▸ Aim of the exercise
Reproduce all of the data below without alteration; exclude every picture.

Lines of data
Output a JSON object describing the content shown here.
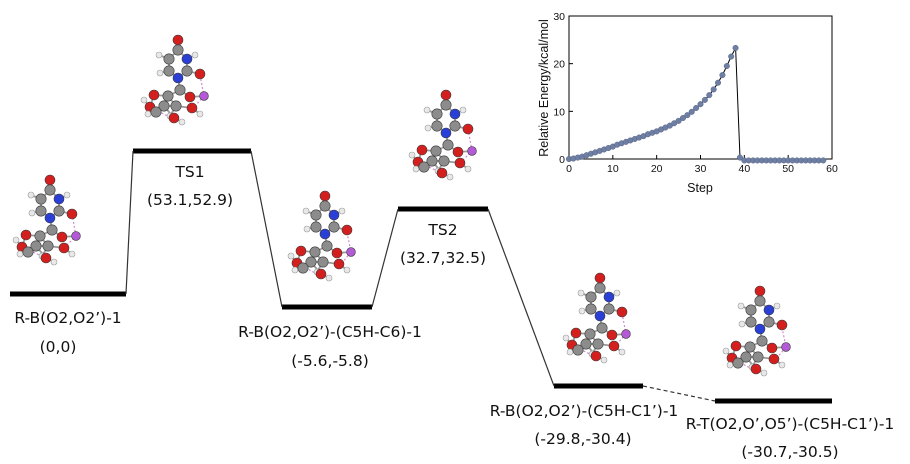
{
  "states": [
    {
      "id": "rb1",
      "name": "R-B(O2,O2’)-1",
      "energies": "(0,0)"
    },
    {
      "id": "ts1",
      "name": "TS1",
      "energies": "(53.1,52.9)"
    },
    {
      "id": "rbc6",
      "name": "R-B(O2,O2’)-(C5H-C6)-1",
      "energies": "(-5.6,-5.8)"
    },
    {
      "id": "ts2",
      "name": "TS2",
      "energies": "(32.7,32.5)"
    },
    {
      "id": "rbc1",
      "name": "R-B(O2,O2’)-(C5H-C1’)-1",
      "energies": "(-29.8,-30.4)"
    },
    {
      "id": "rt",
      "name": "R-T(O2,O’,O5’)-(C5H-C1’)-1",
      "energies": "(-30.7,-30.5)"
    }
  ],
  "colors": {
    "carbon": "#8c8c8c",
    "oxygen": "#d41f1f",
    "nitrogen": "#2a3fd6",
    "hydrogen": "#e8e8e8",
    "boron": "#b45ad6",
    "bond": "#9a9a9a",
    "h_bond": "#d08bd0",
    "plot_marker": "#6f7fa3"
  },
  "chart_data": {
    "type": "scatter",
    "xlabel": "Step",
    "ylabel": "Relative Energy/kcal/mol",
    "xlim": [
      0,
      60
    ],
    "ylim": [
      0,
      30
    ],
    "xticks": [
      0,
      10,
      20,
      30,
      40,
      50,
      60
    ],
    "yticks": [
      0,
      10,
      20,
      30
    ],
    "grid": false,
    "x": [
      0,
      1,
      2,
      3,
      4,
      5,
      6,
      7,
      8,
      9,
      10,
      11,
      12,
      13,
      14,
      15,
      16,
      17,
      18,
      19,
      20,
      21,
      22,
      23,
      24,
      25,
      26,
      27,
      28,
      29,
      30,
      31,
      32,
      33,
      34,
      35,
      36,
      37,
      38,
      39,
      40,
      41,
      42,
      43,
      44,
      45,
      46,
      47,
      48,
      49,
      50,
      51,
      52,
      53,
      54,
      55,
      56,
      57,
      58
    ],
    "y": [
      0,
      0.1,
      0.3,
      0.5,
      0.8,
      1.1,
      1.4,
      1.7,
      2.0,
      2.3,
      2.6,
      3.0,
      3.3,
      3.6,
      3.9,
      4.2,
      4.5,
      4.8,
      5.2,
      5.5,
      5.8,
      6.2,
      6.6,
      7.0,
      7.5,
      8.0,
      8.6,
      9.2,
      9.9,
      10.7,
      11.5,
      12.4,
      13.4,
      14.6,
      16.0,
      17.6,
      19.5,
      21.5,
      23.3,
      0.3,
      -0.3,
      -0.3,
      -0.3,
      -0.3,
      -0.3,
      -0.3,
      -0.3,
      -0.3,
      -0.3,
      -0.3,
      -0.3,
      -0.3,
      -0.3,
      -0.3,
      -0.3,
      -0.3,
      -0.3,
      -0.3,
      -0.3
    ]
  }
}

▸ In response
Output a JSON object describing the content shown here.
{
  "states": [
    {
      "id": "rb1",
      "name": "R-B(O2,O2’)-1",
      "energies": "(0,0)"
    },
    {
      "id": "ts1",
      "name": "TS1",
      "energies": "(53.1,52.9)"
    },
    {
      "id": "rbc6",
      "name": "R-B(O2,O2’)-(C5H-C6)-1",
      "energies": "(-5.6,-5.8)"
    },
    {
      "id": "ts2",
      "name": "TS2",
      "energies": "(32.7,32.5)"
    },
    {
      "id": "rbc1",
      "name": "R-B(O2,O2’)-(C5H-C1’)-1",
      "energies": "(-29.8,-30.4)"
    },
    {
      "id": "rt",
      "name": "R-T(O2,O’,O5’)-(C5H-C1’)-1",
      "energies": "(-30.7,-30.5)"
    }
  ],
  "colors": {
    "carbon": "#8c8c8c",
    "oxygen": "#d41f1f",
    "nitrogen": "#2a3fd6",
    "hydrogen": "#e8e8e8",
    "boron": "#b45ad6",
    "bond": "#9a9a9a",
    "h_bond": "#d08bd0",
    "plot_marker": "#6f7fa3"
  },
  "chart_data": {
    "type": "scatter",
    "xlabel": "Step",
    "ylabel": "Relative Energy/kcal/mol",
    "xlim": [
      0,
      60
    ],
    "ylim": [
      0,
      30
    ],
    "xticks": [
      0,
      10,
      20,
      30,
      40,
      50,
      60
    ],
    "yticks": [
      0,
      10,
      20,
      30
    ],
    "grid": false,
    "x": [
      0,
      1,
      2,
      3,
      4,
      5,
      6,
      7,
      8,
      9,
      10,
      11,
      12,
      13,
      14,
      15,
      16,
      17,
      18,
      19,
      20,
      21,
      22,
      23,
      24,
      25,
      26,
      27,
      28,
      29,
      30,
      31,
      32,
      33,
      34,
      35,
      36,
      37,
      38,
      39,
      40,
      41,
      42,
      43,
      44,
      45,
      46,
      47,
      48,
      49,
      50,
      51,
      52,
      53,
      54,
      55,
      56,
      57,
      58
    ],
    "y": [
      0,
      0.1,
      0.3,
      0.5,
      0.8,
      1.1,
      1.4,
      1.7,
      2.0,
      2.3,
      2.6,
      3.0,
      3.3,
      3.6,
      3.9,
      4.2,
      4.5,
      4.8,
      5.2,
      5.5,
      5.8,
      6.2,
      6.6,
      7.0,
      7.5,
      8.0,
      8.6,
      9.2,
      9.9,
      10.7,
      11.5,
      12.4,
      13.4,
      14.6,
      16.0,
      17.6,
      19.5,
      21.5,
      23.3,
      0.3,
      -0.3,
      -0.3,
      -0.3,
      -0.3,
      -0.3,
      -0.3,
      -0.3,
      -0.3,
      -0.3,
      -0.3,
      -0.3,
      -0.3,
      -0.3,
      -0.3,
      -0.3,
      -0.3,
      -0.3,
      -0.3,
      -0.3
    ]
  }
}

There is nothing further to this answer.